THE REQUEST ->
In the listing below, locate the lines that hold the string "Disk". Copy those lines.

DATA LINES ->
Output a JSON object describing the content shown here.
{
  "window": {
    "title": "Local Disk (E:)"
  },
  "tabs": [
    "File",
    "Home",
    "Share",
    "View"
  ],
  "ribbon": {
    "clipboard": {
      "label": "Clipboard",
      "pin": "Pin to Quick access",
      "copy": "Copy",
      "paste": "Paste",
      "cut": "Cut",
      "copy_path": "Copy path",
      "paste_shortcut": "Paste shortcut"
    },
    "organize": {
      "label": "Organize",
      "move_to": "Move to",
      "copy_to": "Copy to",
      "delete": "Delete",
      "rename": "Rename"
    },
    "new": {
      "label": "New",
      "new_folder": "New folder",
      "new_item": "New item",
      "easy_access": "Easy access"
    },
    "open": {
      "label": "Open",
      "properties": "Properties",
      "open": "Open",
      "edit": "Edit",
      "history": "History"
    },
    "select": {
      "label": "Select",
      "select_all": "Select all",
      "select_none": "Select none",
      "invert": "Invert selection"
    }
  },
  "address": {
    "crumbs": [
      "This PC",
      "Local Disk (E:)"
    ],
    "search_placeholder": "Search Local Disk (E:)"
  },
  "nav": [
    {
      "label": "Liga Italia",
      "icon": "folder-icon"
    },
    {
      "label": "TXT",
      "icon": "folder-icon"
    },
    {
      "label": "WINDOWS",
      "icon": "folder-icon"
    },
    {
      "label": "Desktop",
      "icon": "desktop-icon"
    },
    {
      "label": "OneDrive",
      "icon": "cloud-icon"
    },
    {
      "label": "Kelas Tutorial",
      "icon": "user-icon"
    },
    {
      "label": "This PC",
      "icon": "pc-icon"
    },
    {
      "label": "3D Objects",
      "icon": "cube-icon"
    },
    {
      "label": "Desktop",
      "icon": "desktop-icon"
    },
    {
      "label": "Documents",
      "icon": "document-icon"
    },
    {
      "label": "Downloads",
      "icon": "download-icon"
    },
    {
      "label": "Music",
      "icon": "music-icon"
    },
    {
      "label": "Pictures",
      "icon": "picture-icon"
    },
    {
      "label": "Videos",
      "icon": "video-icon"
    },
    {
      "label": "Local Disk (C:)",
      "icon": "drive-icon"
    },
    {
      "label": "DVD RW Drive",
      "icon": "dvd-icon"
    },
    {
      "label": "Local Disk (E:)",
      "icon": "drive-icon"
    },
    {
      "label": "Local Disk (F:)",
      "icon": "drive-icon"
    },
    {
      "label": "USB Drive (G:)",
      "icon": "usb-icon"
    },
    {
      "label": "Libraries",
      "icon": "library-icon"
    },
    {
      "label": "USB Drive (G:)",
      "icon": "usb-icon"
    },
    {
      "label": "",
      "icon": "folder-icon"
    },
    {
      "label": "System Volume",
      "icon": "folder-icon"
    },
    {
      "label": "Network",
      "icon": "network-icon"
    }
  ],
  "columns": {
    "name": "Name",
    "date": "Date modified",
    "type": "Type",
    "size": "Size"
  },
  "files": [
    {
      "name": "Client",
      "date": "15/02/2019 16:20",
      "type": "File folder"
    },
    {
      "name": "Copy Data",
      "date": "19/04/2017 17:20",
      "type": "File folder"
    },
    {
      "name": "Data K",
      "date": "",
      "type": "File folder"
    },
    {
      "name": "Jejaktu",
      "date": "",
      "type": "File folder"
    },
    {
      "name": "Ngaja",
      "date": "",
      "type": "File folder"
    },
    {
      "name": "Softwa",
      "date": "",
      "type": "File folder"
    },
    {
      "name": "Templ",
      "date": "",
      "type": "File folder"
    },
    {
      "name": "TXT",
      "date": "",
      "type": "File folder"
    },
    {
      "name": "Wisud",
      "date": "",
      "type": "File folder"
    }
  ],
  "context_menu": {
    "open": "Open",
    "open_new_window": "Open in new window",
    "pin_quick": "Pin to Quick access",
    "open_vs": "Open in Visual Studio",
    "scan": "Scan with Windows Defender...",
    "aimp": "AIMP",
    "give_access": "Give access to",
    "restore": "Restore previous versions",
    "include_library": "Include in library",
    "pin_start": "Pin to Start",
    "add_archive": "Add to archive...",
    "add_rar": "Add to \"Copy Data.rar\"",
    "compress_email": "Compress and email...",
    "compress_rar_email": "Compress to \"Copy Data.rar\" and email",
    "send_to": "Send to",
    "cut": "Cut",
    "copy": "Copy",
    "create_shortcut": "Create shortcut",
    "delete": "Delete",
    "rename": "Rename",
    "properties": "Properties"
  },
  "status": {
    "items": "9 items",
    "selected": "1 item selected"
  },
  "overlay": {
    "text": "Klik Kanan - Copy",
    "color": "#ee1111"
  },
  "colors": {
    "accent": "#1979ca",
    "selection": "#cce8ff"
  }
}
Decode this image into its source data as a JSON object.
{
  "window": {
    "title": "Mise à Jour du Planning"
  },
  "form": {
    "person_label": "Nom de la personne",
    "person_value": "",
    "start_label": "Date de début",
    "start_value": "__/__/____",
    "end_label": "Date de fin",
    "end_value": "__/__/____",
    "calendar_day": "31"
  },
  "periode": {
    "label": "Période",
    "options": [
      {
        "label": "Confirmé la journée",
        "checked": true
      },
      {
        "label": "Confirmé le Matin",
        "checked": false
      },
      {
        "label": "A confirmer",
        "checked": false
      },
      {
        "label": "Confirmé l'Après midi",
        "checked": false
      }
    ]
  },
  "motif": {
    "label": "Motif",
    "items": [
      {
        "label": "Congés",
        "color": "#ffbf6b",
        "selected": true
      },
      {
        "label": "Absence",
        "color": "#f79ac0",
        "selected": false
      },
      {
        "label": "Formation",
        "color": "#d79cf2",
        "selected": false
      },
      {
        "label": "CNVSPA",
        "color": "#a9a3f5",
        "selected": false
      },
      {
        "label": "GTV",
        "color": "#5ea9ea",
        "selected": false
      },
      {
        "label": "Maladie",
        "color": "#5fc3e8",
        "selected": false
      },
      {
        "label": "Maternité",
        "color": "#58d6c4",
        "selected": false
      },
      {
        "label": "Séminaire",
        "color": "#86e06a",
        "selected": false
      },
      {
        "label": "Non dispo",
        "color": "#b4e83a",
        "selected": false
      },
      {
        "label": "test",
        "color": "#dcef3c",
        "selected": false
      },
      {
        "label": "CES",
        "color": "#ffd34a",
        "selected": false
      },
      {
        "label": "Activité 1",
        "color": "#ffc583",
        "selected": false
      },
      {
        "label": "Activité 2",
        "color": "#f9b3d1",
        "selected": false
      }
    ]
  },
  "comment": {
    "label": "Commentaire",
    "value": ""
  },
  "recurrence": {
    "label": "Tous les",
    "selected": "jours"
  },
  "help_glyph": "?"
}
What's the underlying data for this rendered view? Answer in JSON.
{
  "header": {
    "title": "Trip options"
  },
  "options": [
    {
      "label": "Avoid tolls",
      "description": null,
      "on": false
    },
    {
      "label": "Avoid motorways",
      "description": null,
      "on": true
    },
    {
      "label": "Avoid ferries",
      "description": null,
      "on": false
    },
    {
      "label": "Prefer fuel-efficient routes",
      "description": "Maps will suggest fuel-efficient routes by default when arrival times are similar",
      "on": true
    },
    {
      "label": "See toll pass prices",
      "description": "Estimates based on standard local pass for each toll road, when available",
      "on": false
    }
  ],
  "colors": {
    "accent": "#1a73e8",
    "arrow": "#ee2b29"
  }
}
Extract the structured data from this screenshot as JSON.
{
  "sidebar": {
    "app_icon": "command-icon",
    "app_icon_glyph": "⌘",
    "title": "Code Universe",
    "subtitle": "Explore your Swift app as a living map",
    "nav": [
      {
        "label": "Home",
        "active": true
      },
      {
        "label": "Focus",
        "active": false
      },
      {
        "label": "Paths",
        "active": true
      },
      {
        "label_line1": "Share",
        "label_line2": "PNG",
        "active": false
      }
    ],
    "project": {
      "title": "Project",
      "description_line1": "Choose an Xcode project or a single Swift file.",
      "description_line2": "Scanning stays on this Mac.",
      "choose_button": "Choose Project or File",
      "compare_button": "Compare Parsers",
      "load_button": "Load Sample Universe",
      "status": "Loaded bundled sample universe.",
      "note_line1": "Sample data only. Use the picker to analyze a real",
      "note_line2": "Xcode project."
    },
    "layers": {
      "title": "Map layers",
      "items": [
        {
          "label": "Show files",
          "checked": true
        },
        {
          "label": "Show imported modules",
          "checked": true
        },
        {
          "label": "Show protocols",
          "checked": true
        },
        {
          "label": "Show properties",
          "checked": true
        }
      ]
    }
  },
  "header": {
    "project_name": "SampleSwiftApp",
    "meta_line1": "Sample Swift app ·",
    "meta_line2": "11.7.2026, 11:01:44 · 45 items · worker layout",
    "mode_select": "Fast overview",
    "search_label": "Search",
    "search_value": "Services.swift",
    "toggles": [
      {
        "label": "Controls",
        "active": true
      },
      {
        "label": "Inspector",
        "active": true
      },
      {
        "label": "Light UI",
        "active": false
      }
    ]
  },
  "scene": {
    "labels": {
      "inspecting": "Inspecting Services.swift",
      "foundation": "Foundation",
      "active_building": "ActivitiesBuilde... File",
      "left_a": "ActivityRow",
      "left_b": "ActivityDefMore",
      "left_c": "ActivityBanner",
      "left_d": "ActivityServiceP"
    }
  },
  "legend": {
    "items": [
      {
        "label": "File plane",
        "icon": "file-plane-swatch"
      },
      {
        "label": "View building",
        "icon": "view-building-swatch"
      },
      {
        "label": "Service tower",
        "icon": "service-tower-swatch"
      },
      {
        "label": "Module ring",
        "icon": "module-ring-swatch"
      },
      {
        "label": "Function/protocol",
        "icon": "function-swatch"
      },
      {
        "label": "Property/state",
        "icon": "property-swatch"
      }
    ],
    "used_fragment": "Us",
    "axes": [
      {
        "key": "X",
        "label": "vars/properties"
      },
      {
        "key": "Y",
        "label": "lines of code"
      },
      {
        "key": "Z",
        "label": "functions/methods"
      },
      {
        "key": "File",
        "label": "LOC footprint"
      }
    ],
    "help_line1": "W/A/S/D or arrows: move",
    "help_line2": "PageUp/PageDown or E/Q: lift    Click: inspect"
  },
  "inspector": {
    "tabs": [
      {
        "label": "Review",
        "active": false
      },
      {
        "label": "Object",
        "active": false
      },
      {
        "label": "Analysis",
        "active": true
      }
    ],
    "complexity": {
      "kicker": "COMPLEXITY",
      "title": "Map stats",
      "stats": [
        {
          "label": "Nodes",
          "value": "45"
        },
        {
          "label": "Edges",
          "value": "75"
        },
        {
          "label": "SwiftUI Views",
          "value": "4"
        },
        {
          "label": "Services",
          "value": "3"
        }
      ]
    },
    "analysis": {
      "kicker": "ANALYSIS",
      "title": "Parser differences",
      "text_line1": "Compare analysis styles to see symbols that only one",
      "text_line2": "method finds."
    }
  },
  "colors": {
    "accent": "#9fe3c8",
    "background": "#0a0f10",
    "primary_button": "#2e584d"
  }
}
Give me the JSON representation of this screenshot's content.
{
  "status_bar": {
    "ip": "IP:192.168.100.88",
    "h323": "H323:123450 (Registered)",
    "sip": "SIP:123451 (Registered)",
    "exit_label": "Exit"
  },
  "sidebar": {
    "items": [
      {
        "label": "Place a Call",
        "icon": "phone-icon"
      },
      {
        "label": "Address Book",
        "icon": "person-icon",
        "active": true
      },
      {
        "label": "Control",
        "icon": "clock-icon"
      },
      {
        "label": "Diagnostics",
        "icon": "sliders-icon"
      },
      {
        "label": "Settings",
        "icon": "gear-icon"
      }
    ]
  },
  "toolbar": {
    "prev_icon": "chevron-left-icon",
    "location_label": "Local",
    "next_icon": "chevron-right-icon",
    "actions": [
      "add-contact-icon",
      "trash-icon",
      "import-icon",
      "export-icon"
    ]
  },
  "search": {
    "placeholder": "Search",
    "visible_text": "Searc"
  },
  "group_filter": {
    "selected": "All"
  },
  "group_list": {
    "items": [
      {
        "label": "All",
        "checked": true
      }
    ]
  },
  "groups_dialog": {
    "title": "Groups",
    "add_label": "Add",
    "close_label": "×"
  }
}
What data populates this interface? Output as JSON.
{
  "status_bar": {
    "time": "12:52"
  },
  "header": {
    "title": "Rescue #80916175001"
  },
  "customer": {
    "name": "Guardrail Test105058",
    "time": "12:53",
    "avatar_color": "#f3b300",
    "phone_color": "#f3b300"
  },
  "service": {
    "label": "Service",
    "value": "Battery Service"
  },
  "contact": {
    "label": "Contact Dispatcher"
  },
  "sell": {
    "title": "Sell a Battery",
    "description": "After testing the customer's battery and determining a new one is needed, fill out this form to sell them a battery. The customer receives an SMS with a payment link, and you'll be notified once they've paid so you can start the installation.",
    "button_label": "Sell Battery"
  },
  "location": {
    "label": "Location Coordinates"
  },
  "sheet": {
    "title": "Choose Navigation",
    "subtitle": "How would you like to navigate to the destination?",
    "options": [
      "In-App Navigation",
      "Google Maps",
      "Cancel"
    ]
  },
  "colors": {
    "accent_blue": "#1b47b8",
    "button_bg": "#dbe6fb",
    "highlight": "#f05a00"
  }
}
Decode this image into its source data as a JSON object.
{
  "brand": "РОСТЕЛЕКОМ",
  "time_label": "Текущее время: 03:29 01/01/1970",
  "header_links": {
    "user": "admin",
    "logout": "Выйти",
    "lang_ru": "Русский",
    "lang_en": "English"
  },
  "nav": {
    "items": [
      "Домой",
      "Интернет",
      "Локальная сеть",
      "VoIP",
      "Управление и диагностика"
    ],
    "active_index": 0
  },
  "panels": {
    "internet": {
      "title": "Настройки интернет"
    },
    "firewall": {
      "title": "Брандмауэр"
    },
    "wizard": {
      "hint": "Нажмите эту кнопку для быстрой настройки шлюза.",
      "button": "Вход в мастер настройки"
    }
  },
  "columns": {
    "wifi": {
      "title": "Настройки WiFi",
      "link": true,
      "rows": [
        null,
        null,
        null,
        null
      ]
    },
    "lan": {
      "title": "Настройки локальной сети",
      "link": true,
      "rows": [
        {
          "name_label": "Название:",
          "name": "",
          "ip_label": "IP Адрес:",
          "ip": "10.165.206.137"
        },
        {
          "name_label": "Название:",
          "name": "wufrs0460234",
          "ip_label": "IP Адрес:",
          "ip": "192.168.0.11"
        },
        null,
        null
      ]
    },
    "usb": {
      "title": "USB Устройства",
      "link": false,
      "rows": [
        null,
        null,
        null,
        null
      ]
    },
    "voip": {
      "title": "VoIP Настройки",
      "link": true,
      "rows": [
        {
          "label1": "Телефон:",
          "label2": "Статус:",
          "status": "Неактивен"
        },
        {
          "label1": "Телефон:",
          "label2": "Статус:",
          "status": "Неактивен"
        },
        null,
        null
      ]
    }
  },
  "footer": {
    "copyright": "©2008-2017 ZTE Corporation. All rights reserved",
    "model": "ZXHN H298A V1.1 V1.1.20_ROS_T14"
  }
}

THE ANSWER ->
    "title": "Local Disk (E:)"
      "Local Disk (E:)"
    "search_placeholder": "Search Local Disk (E:)"
      "label": "Local Disk (C:)",
      "label": "Local Disk (E:)",
      "label": "Local Disk (F:)",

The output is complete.